What is needed »
Can you reproduce the data beneath, keeping every line exact?

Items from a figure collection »

• • • •

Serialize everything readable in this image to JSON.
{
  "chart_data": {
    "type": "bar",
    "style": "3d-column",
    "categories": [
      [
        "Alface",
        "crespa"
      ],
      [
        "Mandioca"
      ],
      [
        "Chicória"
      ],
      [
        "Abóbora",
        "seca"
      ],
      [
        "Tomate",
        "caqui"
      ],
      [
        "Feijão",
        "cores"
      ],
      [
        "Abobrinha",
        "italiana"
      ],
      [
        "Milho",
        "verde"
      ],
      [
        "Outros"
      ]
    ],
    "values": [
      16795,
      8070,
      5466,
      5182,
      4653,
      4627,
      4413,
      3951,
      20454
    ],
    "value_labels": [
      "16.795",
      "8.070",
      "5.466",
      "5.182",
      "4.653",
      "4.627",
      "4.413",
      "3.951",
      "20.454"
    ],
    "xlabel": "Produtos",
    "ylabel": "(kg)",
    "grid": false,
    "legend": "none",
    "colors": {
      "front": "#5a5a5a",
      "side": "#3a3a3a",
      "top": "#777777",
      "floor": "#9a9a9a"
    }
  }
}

• • • •

Problem solution »
Serialize everything readable in this image to JSON.
{
  "chart_data": {
    "type": "bar",
    "style": "3d-column",
    "categories": [
      [
        "Alface",
        "crespa"
      ],
      [
        "Mandioca"
      ],
      [
        "Chicória"
      ],
      [
        "Abóbora",
        "seca"
      ],
      [
        "Tomate",
        "caqui"
      ],
      [
        "Feijão",
        "cores"
      ],
      [
        "Abobrinha",
        "italiana"
      ],
      [
        "Milho",
        "verde"
      ],
      [
        "Outros"
      ]
    ],
    "values": [
      16795,
      8070,
      5466,
      5182,
      4653,
      4627,
      4413,
      3951,
      20454
    ],
    "value_labels": [
      "16.795",
      "8.070",
      "5.466",
      "5.182",
      "4.653",
      "4.627",
      "4.413",
      "3.951",
      "20.454"
    ],
    "xlabel": "Produtos",
    "ylabel": "(kg)",
    "grid": false,
    "legend": "none",
    "colors": {
      "front": "#5a5a5a",
      "side": "#3a3a3a",
      "top": "#777777",
      "floor": "#9a9a9a"
    }
  }
}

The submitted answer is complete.